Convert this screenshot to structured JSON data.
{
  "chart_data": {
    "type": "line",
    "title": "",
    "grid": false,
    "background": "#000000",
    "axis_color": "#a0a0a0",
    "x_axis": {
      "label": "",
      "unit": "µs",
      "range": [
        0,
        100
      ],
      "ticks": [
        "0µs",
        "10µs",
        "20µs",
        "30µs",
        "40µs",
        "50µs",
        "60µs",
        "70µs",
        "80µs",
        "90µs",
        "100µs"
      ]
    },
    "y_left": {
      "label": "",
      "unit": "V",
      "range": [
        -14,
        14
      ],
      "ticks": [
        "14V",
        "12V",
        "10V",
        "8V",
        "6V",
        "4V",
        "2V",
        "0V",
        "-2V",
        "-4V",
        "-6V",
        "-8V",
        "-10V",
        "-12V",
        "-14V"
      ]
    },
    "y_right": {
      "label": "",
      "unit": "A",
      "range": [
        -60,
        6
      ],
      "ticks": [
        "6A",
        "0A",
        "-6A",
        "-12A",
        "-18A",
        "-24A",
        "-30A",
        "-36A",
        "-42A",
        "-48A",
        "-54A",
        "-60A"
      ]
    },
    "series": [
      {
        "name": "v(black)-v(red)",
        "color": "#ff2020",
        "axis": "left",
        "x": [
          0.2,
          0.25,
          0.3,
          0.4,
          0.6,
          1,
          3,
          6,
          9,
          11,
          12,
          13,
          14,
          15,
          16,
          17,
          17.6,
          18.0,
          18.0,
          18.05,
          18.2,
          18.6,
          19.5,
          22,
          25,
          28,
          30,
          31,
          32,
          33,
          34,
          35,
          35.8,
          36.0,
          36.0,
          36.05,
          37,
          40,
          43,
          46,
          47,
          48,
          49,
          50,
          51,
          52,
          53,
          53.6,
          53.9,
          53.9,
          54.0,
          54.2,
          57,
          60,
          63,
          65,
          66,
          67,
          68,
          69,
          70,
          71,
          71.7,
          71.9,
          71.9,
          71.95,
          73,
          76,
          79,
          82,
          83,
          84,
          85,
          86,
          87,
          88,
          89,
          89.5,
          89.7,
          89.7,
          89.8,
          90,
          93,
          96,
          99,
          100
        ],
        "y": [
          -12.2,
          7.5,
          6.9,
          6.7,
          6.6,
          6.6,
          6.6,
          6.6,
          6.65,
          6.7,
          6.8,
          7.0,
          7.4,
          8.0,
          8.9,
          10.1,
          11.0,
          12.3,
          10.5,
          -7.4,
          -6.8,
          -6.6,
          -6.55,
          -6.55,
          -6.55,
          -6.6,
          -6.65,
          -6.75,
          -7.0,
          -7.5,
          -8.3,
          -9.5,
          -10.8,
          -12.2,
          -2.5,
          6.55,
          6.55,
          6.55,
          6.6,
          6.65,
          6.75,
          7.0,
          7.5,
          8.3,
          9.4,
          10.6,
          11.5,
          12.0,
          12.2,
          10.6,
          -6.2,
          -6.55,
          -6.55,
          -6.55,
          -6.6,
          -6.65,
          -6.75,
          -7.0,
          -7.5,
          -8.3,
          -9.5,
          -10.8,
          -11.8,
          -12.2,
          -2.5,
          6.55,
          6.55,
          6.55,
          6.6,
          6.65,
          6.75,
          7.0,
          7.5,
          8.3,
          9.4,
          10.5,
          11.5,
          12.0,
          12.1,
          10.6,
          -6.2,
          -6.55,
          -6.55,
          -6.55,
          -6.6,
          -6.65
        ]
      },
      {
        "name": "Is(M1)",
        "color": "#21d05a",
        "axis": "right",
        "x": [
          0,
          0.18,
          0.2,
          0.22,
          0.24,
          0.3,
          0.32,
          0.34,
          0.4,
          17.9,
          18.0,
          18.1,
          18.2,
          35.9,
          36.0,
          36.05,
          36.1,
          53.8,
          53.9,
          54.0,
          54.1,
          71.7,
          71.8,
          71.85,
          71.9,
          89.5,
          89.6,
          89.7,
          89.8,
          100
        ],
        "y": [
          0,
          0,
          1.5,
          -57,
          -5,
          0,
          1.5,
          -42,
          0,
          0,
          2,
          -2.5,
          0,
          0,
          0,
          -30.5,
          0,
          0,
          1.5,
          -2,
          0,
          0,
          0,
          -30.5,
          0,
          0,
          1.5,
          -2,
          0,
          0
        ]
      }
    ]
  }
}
...
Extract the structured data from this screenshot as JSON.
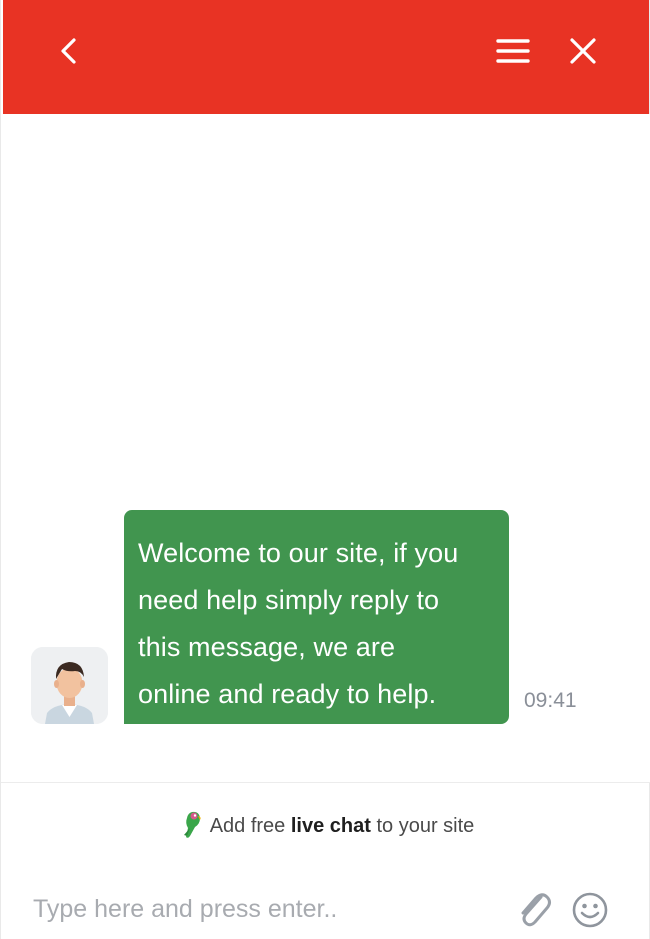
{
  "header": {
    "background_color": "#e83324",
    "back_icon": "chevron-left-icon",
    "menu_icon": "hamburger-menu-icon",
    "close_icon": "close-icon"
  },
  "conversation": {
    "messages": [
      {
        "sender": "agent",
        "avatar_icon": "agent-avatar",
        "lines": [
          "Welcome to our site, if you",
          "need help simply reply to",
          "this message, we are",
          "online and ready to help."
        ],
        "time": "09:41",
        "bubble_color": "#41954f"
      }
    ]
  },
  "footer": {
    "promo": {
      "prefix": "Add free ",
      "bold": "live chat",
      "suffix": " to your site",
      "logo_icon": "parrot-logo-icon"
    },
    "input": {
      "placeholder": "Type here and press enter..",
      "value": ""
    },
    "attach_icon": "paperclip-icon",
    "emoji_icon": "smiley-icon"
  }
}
--
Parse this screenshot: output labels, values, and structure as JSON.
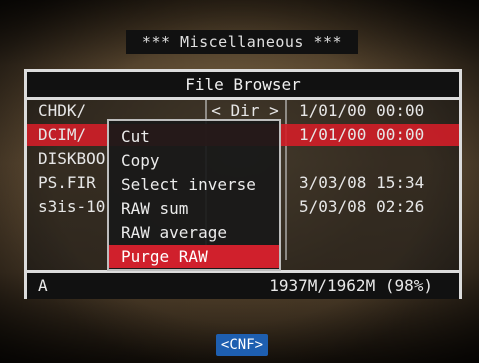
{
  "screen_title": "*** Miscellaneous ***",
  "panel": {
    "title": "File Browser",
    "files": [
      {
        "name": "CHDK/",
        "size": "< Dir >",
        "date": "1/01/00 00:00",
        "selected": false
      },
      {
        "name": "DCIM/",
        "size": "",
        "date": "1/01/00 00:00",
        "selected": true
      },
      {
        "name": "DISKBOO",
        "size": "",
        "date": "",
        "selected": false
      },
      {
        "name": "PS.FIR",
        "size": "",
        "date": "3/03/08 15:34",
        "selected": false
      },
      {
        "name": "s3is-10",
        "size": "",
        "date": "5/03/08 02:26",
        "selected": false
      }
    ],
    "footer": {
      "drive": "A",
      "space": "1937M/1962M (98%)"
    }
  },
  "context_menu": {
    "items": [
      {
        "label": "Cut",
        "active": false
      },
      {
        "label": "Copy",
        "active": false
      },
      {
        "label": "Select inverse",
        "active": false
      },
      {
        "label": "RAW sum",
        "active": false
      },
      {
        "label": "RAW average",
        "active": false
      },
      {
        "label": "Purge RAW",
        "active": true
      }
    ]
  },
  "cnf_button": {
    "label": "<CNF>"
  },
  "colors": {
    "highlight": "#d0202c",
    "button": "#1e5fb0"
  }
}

> _Aim_
Extract every line above that contains the word "agent".

> _Written solution_
        "sender": "agent",
        "avatar_icon": "agent-avatar",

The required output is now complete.